**What the exercise asks**
Leave out the pictures and transcribe everything else exactly.

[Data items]
::::::::

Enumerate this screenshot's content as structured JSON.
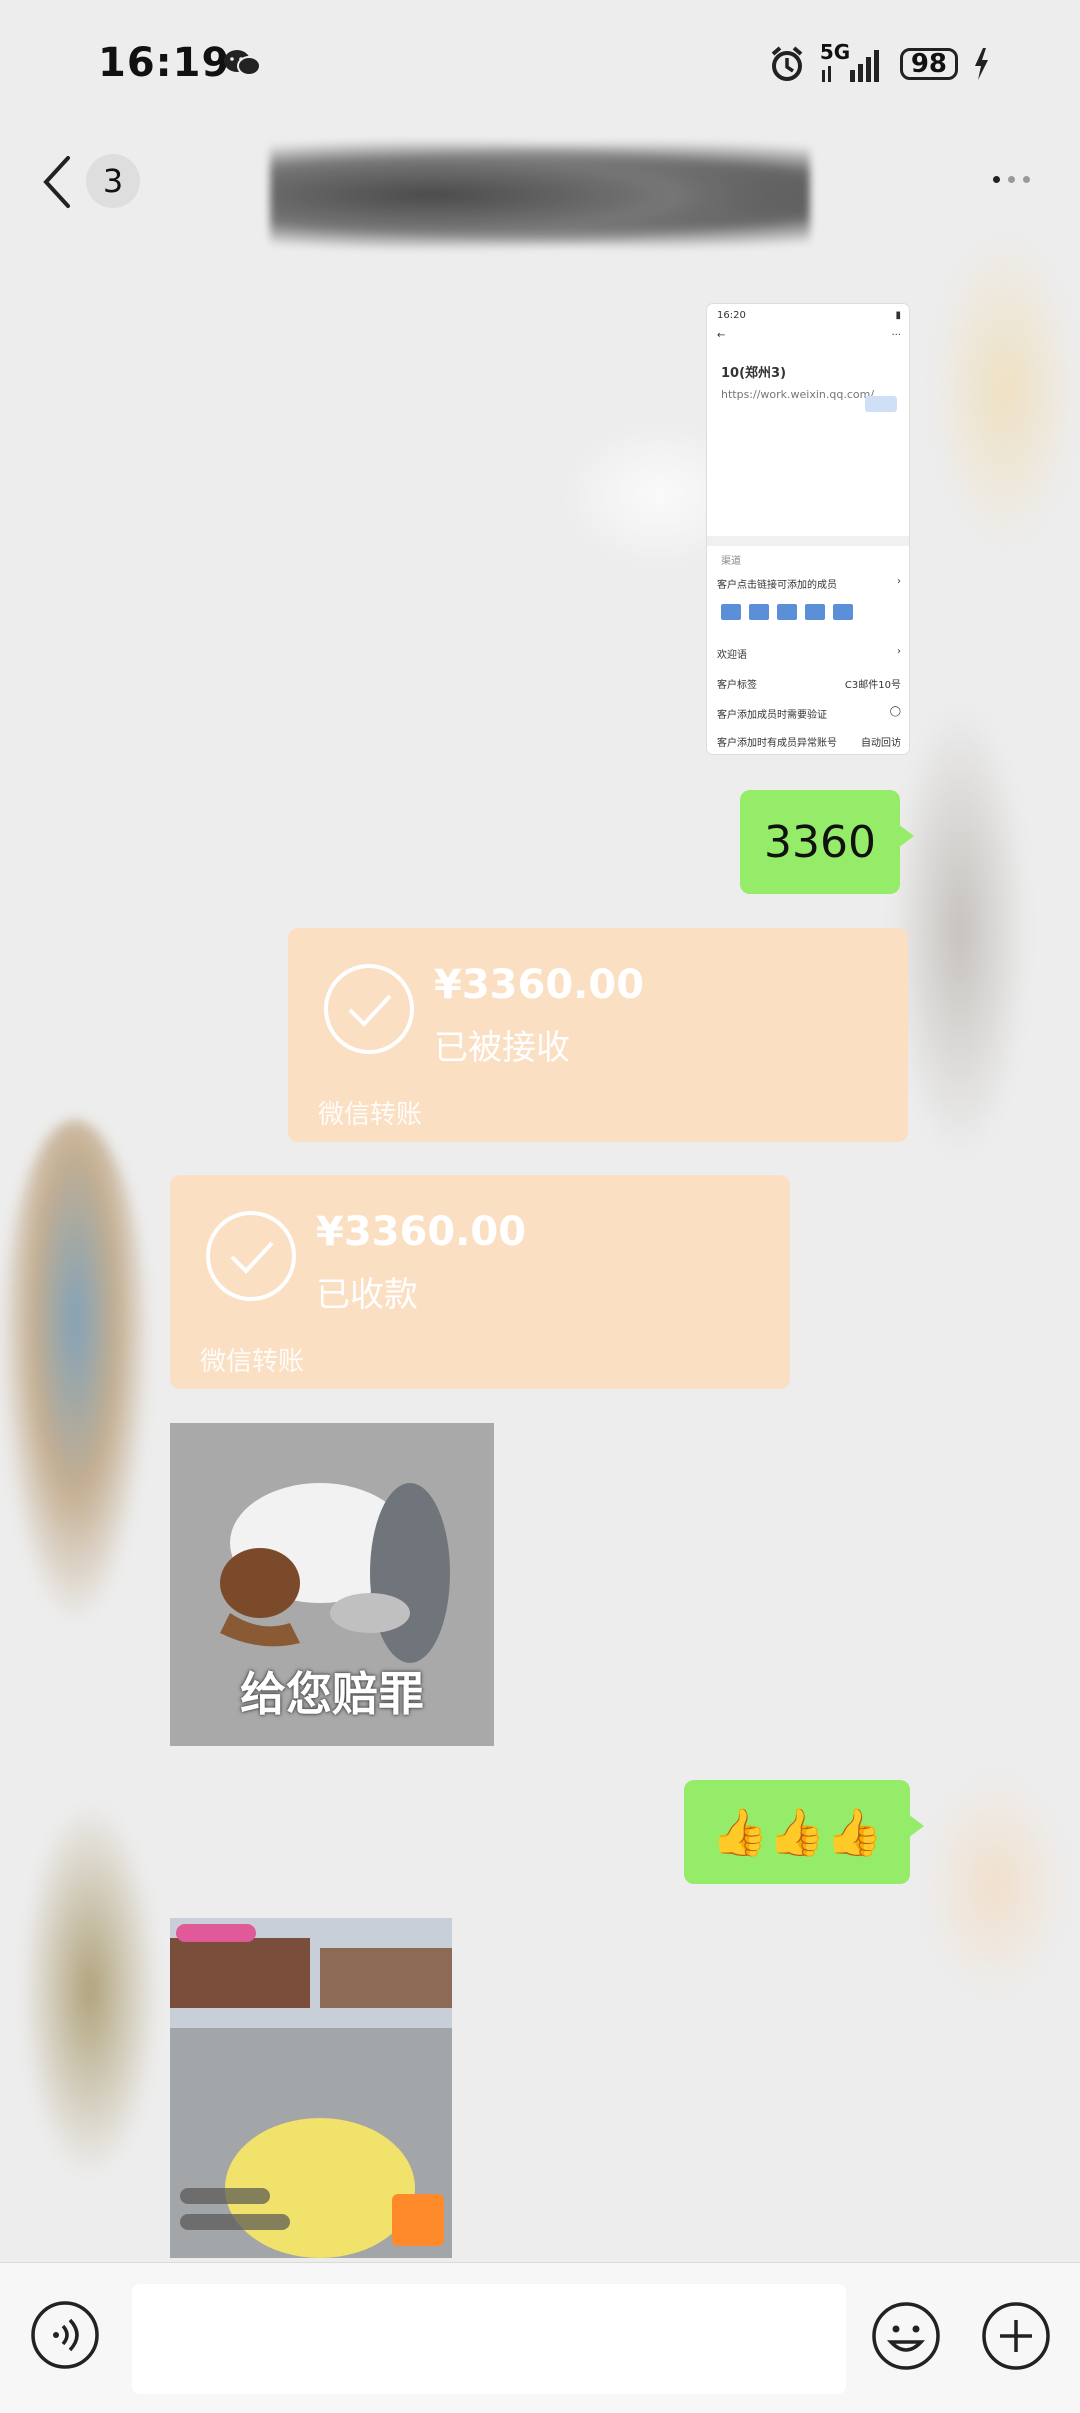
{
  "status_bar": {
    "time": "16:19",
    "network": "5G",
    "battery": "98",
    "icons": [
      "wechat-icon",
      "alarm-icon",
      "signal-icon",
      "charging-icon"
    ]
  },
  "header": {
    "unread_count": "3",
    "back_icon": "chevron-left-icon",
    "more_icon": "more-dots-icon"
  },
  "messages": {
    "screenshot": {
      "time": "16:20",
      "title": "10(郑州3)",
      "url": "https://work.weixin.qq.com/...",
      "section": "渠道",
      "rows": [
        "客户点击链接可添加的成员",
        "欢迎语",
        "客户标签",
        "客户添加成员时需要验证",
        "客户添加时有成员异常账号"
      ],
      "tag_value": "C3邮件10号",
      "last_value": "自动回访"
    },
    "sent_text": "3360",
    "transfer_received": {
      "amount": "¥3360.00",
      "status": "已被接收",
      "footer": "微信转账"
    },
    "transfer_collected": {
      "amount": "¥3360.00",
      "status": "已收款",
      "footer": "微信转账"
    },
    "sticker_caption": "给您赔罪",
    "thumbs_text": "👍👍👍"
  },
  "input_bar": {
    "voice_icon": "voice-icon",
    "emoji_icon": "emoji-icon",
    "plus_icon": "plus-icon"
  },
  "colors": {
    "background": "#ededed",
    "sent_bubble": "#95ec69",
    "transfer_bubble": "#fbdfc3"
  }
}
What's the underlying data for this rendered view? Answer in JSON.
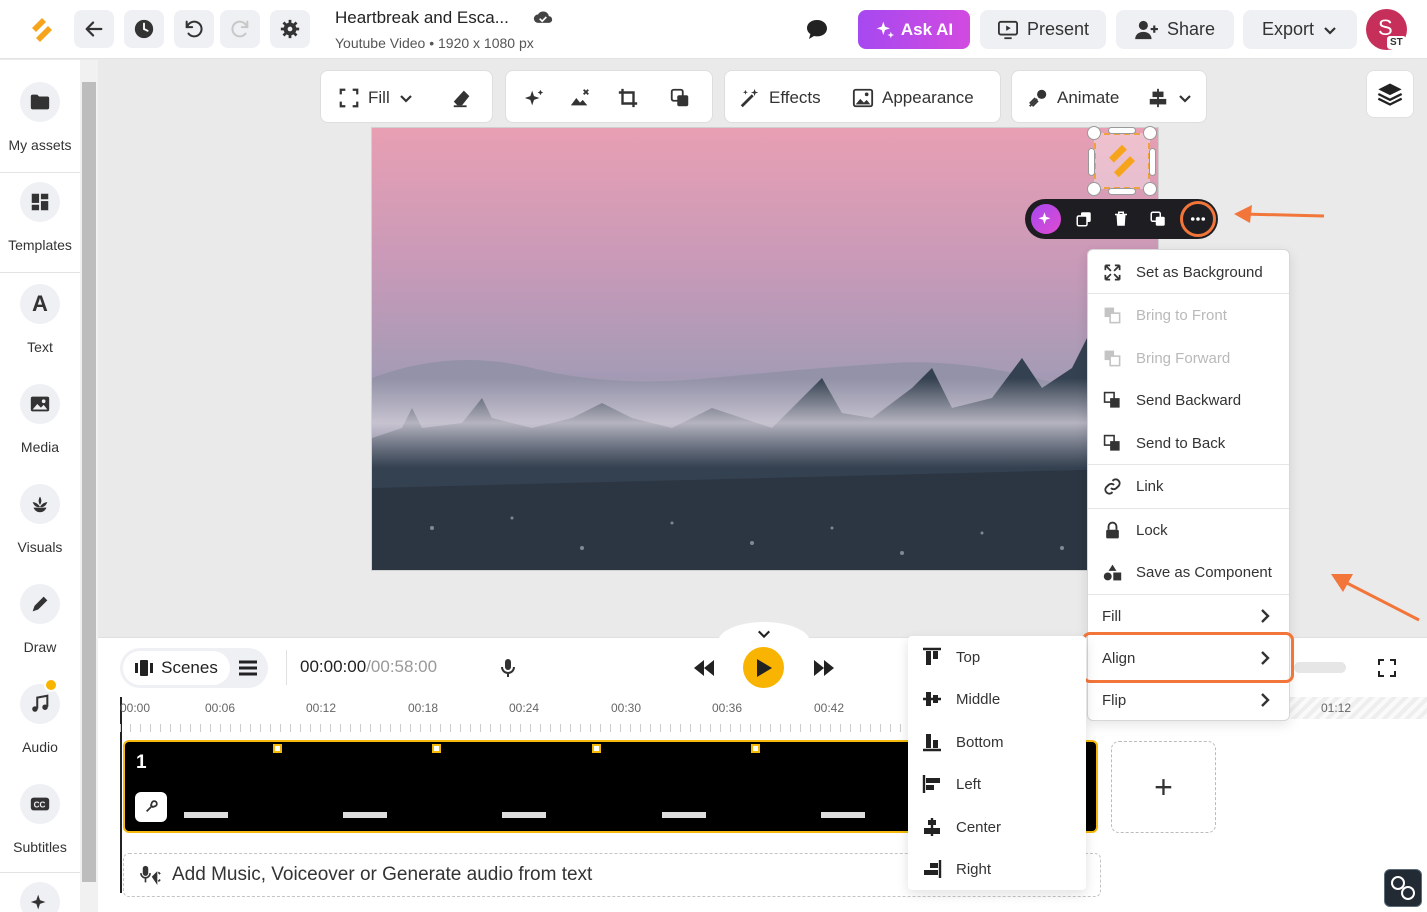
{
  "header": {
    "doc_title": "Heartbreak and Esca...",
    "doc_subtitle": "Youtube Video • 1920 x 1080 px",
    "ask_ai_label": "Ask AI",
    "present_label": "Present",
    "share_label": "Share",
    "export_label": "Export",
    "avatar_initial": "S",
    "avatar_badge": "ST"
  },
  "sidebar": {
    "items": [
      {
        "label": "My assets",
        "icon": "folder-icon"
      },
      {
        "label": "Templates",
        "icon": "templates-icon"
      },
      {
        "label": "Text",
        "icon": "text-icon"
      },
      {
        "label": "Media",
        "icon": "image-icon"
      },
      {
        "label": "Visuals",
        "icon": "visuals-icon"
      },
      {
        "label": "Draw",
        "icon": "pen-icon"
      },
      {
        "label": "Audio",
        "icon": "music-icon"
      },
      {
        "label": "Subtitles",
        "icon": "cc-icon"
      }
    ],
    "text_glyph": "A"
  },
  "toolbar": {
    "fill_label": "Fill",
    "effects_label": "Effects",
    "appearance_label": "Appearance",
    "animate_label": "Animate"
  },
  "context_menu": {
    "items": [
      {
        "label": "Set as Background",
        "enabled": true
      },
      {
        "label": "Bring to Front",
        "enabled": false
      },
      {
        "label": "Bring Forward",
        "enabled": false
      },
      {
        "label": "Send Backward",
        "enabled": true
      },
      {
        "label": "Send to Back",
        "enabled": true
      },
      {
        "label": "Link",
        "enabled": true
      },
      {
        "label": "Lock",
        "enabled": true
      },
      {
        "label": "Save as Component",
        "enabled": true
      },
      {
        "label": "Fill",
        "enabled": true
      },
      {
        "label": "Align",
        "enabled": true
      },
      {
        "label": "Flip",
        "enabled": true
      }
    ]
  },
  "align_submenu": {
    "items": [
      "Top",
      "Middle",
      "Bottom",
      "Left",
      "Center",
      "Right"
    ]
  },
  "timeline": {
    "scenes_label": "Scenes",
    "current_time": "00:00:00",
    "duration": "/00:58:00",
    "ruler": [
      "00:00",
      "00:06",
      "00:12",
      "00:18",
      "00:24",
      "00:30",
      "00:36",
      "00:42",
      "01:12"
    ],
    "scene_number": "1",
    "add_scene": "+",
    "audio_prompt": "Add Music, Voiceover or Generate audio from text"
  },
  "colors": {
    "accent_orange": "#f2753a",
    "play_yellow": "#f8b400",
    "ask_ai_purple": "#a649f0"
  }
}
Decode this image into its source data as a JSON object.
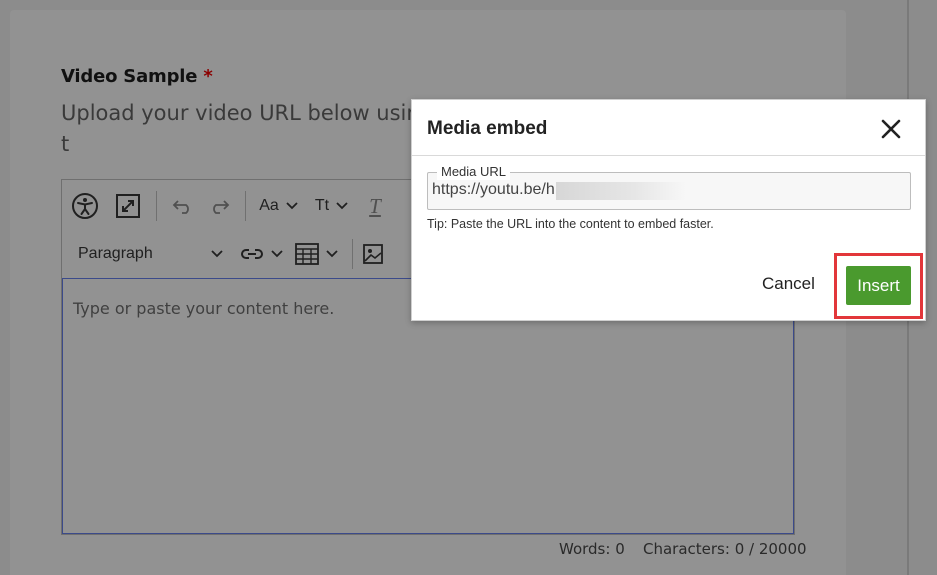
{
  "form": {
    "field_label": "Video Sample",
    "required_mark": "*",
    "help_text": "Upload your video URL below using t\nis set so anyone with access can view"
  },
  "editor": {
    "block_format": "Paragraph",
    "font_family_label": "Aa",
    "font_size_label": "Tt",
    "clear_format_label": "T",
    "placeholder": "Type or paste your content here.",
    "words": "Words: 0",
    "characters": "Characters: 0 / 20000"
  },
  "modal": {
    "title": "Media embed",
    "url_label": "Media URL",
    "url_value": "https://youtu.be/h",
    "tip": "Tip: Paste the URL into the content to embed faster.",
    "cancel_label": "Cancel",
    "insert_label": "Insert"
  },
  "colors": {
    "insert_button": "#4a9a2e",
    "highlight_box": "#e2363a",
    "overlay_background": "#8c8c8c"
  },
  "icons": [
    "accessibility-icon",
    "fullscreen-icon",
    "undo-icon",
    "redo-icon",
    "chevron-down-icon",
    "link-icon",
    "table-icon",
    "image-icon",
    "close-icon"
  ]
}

::::::::

**Written reply**
Enumerate this screenshot's content as structured JSON.
{
  "status_bar": {
    "time": "16:19",
    "network": "5G",
    "battery": "98",
    "icons": [
      "wechat-icon",
      "alarm-icon",
      "signal-icon",
      "charging-icon"
    ]
  },
  "header": {
    "unread_count": "3",
    "back_icon": "chevron-left-icon",
    "more_icon": "more-dots-icon"
  },
  "messages": {
    "screenshot": {
      "time": "16:20",
      "title": "10(郑州3)",
      "url": "https://work.weixin.qq.com/...",
      "section": "渠道",
      "rows": [
        "客户点击链接可添加的成员",
        "欢迎语",
        "客户标签",
        "客户添加成员时需要验证",
        "客户添加时有成员异常账号"
      ],
      "tag_value": "C3邮件10号",
      "last_value": "自动回访"
    },
    "sent_text": "3360",
    "transfer_received": {
      "amount": "¥3360.00",
      "status": "已被接收",
      "footer": "微信转账"
    },
    "transfer_collected": {
      "amount": "¥3360.00",
      "status": "已收款",
      "footer": "微信转账"
    },
    "sticker_caption": "给您赔罪",
    "thumbs_text": "👍👍👍"
  },
  "input_bar": {
    "voice_icon": "voice-icon",
    "emoji_icon": "emoji-icon",
    "plus_icon": "plus-icon"
  },
  "colors": {
    "background": "#ededed",
    "sent_bubble": "#95ec69",
    "transfer_bubble": "#fbdfc3"
  }
}
What's the underlying data for this rendered view? Answer in JSON.
{
  "header": {
    "doc_title": "Heartbreak and Esca...",
    "doc_subtitle": "Youtube Video • 1920 x 1080 px",
    "ask_ai_label": "Ask AI",
    "present_label": "Present",
    "share_label": "Share",
    "export_label": "Export",
    "avatar_initial": "S",
    "avatar_badge": "ST"
  },
  "sidebar": {
    "items": [
      {
        "label": "My assets",
        "icon": "folder-icon"
      },
      {
        "label": "Templates",
        "icon": "templates-icon"
      },
      {
        "label": "Text",
        "icon": "text-icon"
      },
      {
        "label": "Media",
        "icon": "image-icon"
      },
      {
        "label": "Visuals",
        "icon": "visuals-icon"
      },
      {
        "label": "Draw",
        "icon": "pen-icon"
      },
      {
        "label": "Audio",
        "icon": "music-icon"
      },
      {
        "label": "Subtitles",
        "icon": "cc-icon"
      }
    ],
    "text_glyph": "A"
  },
  "toolbar": {
    "fill_label": "Fill",
    "effects_label": "Effects",
    "appearance_label": "Appearance",
    "animate_label": "Animate"
  },
  "context_menu": {
    "items": [
      {
        "label": "Set as Background",
        "enabled": true
      },
      {
        "label": "Bring to Front",
        "enabled": false
      },
      {
        "label": "Bring Forward",
        "enabled": false
      },
      {
        "label": "Send Backward",
        "enabled": true
      },
      {
        "label": "Send to Back",
        "enabled": true
      },
      {
        "label": "Link",
        "enabled": true
      },
      {
        "label": "Lock",
        "enabled": true
      },
      {
        "label": "Save as Component",
        "enabled": true
      },
      {
        "label": "Fill",
        "enabled": true
      },
      {
        "label": "Align",
        "enabled": true
      },
      {
        "label": "Flip",
        "enabled": true
      }
    ]
  },
  "align_submenu": {
    "items": [
      "Top",
      "Middle",
      "Bottom",
      "Left",
      "Center",
      "Right"
    ]
  },
  "timeline": {
    "scenes_label": "Scenes",
    "current_time": "00:00:00",
    "duration": "/00:58:00",
    "ruler": [
      "00:00",
      "00:06",
      "00:12",
      "00:18",
      "00:24",
      "00:30",
      "00:36",
      "00:42",
      "01:12"
    ],
    "scene_number": "1",
    "add_scene": "+",
    "audio_prompt": "Add Music, Voiceover or Generate audio from text"
  },
  "colors": {
    "accent_orange": "#f2753a",
    "play_yellow": "#f8b400",
    "ask_ai_purple": "#a649f0"
  }
}
Decode this image into its source data as a JSON object.
{
  "form": {
    "field_label": "Video Sample",
    "required_mark": "*",
    "help_text": "Upload your video URL below using t\nis set so anyone with access can view"
  },
  "editor": {
    "block_format": "Paragraph",
    "font_family_label": "Aa",
    "font_size_label": "Tt",
    "clear_format_label": "T",
    "placeholder": "Type or paste your content here.",
    "words": "Words: 0",
    "characters": "Characters: 0 / 20000"
  },
  "modal": {
    "title": "Media embed",
    "url_label": "Media URL",
    "url_value": "https://youtu.be/h",
    "tip": "Tip: Paste the URL into the content to embed faster.",
    "cancel_label": "Cancel",
    "insert_label": "Insert"
  },
  "colors": {
    "insert_button": "#4a9a2e",
    "highlight_box": "#e2363a",
    "overlay_background": "#8c8c8c"
  },
  "icons": [
    "accessibility-icon",
    "fullscreen-icon",
    "undo-icon",
    "redo-icon",
    "chevron-down-icon",
    "link-icon",
    "table-icon",
    "image-icon",
    "close-icon"
  ]
}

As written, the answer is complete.